#### DATA SECTION ####

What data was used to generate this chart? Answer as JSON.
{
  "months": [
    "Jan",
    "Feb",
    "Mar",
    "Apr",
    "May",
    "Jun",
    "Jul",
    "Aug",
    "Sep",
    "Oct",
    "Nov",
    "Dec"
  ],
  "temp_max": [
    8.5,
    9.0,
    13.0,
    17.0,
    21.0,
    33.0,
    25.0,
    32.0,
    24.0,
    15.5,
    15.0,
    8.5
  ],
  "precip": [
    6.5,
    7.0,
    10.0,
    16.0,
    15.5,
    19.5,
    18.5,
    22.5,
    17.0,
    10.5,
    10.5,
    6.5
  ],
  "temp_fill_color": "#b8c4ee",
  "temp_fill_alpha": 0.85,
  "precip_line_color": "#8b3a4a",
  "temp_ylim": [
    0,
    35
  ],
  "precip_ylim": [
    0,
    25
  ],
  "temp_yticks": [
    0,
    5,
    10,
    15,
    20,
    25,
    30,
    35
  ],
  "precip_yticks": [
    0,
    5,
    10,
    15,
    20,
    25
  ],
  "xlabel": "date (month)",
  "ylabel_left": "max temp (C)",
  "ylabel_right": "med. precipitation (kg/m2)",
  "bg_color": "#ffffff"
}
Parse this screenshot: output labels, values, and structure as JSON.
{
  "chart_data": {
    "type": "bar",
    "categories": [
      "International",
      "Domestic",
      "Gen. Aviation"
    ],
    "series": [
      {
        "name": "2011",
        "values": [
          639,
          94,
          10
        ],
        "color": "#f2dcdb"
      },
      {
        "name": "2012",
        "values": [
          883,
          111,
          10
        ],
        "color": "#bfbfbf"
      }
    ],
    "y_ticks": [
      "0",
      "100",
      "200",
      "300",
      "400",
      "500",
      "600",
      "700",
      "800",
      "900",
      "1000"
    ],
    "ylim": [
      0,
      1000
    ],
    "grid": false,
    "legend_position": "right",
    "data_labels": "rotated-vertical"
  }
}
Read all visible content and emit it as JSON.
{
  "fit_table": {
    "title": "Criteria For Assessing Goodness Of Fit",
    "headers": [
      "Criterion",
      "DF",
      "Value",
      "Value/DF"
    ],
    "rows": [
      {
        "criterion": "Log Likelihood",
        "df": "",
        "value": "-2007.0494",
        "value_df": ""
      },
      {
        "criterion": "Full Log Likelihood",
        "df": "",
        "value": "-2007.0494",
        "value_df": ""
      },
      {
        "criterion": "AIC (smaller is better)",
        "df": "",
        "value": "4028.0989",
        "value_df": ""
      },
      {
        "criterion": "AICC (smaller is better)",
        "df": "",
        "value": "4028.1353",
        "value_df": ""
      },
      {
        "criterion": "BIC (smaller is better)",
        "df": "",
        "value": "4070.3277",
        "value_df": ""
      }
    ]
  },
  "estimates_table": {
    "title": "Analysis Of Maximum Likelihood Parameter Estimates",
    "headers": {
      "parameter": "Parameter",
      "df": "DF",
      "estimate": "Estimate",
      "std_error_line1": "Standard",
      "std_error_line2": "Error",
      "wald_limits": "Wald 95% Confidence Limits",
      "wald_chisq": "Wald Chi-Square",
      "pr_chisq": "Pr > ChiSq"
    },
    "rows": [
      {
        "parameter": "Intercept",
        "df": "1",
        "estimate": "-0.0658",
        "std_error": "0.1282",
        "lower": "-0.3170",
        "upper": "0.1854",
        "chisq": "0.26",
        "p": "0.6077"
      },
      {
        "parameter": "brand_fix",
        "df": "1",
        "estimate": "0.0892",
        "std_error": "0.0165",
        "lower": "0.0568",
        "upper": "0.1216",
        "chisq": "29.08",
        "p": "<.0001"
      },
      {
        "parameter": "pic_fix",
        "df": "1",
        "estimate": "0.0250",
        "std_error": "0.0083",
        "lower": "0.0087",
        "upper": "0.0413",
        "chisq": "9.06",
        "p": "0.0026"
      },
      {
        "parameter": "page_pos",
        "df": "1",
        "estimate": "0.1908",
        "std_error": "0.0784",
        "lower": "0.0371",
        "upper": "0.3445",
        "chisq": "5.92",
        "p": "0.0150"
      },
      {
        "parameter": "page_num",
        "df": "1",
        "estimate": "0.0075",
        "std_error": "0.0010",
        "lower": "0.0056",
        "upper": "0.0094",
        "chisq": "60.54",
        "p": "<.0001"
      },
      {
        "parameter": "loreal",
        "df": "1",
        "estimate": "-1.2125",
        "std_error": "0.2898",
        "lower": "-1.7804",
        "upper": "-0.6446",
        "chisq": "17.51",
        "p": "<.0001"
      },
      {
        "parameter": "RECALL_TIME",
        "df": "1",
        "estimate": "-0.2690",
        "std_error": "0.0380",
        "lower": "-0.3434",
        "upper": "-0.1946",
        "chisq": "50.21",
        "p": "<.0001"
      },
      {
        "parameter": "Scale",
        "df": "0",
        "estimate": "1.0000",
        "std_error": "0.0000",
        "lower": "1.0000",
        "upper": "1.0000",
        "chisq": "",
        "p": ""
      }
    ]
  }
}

####

## TASK DESCRIPTION
Locate each line containing the string "smaller" and show it.

## CORRECT RESPONSE
        "criterion": "AIC (smaller is better)",
        "criterion": "AICC (smaller is better)",
        "criterion": "BIC (smaller is better)",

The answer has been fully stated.